(Exercise directions) Gather from the listing below each line that includes the word "figures", and copy it.

(The records)
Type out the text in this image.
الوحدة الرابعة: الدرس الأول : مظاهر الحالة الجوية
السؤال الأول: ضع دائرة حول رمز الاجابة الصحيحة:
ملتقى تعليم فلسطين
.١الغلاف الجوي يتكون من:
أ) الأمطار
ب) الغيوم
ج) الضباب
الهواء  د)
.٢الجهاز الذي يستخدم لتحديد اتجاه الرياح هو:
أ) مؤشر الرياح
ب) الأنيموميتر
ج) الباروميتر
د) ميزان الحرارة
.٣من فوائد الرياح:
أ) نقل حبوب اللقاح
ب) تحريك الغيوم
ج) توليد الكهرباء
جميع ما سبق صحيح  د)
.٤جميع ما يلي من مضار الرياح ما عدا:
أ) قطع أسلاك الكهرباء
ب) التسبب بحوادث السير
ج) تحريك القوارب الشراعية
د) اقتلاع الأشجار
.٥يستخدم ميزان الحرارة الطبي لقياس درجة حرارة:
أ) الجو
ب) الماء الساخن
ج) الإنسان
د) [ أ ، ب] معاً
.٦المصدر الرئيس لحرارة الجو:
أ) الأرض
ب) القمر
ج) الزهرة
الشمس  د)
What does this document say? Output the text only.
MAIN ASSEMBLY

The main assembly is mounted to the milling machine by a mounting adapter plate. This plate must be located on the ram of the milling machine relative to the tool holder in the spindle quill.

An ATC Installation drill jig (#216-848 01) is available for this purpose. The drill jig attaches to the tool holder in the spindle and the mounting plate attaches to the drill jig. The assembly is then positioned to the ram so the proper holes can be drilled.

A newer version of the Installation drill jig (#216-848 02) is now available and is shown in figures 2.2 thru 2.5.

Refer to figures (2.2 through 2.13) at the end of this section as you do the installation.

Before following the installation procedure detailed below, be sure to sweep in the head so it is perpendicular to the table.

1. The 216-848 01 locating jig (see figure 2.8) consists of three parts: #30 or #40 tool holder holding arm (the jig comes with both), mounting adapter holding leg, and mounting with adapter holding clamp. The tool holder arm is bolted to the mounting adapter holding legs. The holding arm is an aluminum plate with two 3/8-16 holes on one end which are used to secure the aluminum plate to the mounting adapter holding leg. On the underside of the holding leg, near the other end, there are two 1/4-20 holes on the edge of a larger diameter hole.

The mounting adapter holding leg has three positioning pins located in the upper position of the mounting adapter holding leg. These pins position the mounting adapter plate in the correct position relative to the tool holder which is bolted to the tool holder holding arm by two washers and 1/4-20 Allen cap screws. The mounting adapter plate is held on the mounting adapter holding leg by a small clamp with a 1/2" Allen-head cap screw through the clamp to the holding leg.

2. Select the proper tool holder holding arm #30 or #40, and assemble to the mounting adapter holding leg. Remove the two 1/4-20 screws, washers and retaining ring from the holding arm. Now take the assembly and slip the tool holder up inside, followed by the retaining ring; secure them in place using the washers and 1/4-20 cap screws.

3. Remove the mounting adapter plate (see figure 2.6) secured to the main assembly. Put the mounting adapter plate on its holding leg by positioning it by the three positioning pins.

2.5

(Response for this exercise)
A newer version of the Installation drill jig (#216-848 02) is now available and is shown in figures 2.2 thru 2.5.
Refer to figures (2.2 through 2.13) at the end of this section as you do the installation.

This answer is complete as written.